- WHAT YOU ARE ASKED TO DO
Take from the listing each line that has the string "panel".

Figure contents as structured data

■ ■ ■

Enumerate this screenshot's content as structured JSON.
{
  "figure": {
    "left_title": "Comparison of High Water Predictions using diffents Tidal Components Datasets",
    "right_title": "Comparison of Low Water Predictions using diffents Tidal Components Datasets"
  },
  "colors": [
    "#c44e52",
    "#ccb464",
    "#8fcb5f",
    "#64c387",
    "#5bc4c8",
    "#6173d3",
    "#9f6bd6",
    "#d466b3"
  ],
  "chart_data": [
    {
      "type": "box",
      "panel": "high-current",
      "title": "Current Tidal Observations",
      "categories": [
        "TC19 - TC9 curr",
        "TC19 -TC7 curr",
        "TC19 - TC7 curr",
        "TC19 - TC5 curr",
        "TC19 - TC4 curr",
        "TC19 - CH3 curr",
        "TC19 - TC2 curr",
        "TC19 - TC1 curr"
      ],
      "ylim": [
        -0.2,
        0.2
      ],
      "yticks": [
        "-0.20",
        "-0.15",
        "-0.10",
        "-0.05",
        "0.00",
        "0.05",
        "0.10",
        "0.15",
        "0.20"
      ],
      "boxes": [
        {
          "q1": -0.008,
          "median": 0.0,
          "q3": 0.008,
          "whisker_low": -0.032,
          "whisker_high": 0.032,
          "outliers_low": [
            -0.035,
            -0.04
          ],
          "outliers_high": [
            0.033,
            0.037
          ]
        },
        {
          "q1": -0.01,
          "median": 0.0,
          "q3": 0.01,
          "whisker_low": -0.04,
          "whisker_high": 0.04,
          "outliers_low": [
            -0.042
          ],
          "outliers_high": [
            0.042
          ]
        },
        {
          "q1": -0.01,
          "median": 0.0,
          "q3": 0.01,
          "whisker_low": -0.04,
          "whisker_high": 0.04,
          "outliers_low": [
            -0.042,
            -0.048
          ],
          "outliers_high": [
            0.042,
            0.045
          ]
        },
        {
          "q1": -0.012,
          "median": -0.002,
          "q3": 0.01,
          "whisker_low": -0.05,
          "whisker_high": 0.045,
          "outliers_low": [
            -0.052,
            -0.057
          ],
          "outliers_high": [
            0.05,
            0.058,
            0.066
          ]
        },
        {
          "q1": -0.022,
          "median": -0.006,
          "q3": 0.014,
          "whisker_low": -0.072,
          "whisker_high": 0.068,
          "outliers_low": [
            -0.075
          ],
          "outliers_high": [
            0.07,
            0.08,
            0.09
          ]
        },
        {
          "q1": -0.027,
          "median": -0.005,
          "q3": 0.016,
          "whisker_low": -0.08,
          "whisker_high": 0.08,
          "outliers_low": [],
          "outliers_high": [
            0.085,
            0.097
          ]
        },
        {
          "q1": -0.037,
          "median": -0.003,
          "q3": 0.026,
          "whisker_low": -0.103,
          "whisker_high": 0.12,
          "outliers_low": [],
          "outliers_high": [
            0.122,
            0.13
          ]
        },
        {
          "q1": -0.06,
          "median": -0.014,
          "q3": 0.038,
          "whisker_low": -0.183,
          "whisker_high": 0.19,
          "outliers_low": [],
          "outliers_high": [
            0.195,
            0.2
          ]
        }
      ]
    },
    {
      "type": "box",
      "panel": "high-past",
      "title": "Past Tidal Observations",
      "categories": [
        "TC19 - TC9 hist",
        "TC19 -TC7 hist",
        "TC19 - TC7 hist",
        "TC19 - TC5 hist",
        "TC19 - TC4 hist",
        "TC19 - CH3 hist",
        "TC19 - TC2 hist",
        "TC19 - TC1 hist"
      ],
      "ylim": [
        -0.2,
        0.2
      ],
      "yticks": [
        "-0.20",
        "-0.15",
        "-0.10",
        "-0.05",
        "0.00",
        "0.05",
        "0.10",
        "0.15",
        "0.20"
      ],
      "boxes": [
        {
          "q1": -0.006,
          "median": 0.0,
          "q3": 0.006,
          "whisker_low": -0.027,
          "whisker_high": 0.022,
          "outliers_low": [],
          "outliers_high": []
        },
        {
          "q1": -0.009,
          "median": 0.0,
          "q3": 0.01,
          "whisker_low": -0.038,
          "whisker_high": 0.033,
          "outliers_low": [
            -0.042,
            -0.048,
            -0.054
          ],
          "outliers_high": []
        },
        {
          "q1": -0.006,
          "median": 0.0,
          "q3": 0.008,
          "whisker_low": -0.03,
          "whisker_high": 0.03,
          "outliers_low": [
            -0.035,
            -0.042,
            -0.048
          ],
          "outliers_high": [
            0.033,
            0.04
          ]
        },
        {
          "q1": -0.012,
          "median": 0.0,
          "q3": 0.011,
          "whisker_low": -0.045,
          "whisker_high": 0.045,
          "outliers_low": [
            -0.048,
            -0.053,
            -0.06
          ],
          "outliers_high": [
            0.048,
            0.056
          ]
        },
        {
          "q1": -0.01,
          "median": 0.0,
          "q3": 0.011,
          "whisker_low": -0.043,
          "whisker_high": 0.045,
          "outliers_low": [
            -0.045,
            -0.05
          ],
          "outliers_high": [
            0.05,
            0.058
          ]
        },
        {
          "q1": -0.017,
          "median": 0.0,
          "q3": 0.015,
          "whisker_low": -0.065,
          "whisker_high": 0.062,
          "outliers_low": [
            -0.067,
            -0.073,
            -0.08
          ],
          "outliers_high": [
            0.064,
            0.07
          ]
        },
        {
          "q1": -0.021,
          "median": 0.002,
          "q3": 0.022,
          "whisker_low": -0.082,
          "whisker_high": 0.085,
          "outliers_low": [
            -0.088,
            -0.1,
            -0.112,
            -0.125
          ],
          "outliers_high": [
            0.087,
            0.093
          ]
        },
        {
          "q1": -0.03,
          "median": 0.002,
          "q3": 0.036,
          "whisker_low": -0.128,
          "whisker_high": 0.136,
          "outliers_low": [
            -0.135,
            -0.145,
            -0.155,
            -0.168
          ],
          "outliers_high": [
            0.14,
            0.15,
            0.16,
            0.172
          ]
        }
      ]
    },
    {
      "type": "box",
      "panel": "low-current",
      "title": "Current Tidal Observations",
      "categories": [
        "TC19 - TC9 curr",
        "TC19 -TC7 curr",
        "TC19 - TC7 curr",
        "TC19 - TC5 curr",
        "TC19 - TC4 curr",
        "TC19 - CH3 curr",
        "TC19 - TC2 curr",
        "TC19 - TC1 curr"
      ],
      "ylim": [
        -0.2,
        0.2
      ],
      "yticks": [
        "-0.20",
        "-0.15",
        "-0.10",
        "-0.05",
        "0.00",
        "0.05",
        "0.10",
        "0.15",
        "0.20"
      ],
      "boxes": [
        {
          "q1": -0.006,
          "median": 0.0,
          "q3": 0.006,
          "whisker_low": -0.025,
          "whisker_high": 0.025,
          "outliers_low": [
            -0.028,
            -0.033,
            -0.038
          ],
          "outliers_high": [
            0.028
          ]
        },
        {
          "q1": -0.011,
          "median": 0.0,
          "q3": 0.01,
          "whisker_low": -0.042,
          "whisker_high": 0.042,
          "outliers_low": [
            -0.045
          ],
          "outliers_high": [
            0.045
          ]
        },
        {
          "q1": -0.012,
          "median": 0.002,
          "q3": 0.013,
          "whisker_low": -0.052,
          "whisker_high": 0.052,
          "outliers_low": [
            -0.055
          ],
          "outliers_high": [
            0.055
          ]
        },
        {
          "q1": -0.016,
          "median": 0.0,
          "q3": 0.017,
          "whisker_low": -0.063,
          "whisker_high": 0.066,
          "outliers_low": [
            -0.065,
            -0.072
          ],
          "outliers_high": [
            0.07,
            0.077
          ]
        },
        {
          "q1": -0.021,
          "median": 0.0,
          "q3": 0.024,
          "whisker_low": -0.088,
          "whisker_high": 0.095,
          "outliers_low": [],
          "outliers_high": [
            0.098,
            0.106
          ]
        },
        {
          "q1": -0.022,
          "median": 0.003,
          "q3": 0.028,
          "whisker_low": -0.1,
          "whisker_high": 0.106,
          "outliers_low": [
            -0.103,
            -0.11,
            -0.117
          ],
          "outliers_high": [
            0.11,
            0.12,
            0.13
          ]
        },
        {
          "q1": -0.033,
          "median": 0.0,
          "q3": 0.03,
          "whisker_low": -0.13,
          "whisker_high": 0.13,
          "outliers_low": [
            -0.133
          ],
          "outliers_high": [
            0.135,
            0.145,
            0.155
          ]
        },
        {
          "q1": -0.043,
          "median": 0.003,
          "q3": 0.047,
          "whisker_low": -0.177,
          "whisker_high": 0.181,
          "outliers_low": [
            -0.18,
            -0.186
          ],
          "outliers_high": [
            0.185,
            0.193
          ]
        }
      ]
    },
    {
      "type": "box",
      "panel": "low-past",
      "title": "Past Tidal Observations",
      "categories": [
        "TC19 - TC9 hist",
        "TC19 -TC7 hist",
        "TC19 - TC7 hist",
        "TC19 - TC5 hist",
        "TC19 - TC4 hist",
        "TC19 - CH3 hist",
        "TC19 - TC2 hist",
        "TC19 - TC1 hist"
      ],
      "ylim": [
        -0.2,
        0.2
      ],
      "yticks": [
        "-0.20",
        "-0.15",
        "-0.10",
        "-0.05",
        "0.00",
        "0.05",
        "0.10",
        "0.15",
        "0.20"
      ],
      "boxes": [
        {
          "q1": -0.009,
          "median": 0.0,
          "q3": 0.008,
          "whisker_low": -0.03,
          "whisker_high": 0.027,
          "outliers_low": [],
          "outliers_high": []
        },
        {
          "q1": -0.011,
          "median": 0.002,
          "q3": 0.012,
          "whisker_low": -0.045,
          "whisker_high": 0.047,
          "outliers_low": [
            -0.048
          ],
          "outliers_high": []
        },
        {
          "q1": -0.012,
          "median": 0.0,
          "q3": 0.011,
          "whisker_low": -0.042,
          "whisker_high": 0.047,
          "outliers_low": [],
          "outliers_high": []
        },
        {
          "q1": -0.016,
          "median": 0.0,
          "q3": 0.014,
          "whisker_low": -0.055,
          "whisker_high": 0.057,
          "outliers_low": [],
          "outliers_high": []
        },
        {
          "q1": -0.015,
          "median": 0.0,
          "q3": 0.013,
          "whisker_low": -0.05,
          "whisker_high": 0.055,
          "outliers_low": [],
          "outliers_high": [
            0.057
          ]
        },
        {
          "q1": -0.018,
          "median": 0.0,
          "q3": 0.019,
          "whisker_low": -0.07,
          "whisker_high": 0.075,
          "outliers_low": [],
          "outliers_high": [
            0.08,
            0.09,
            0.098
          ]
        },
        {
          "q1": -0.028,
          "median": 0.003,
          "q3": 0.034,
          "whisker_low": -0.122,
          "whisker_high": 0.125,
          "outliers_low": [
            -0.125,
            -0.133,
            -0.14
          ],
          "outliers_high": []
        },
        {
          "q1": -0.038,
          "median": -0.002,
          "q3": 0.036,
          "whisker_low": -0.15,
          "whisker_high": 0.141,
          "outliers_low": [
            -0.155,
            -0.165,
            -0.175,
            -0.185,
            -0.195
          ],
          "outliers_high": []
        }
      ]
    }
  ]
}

■ ■ ■

- CORRECT RESPONSE
      "panel": "high-current",
      "panel": "high-past",
      "panel": "low-current",
      "panel": "low-past",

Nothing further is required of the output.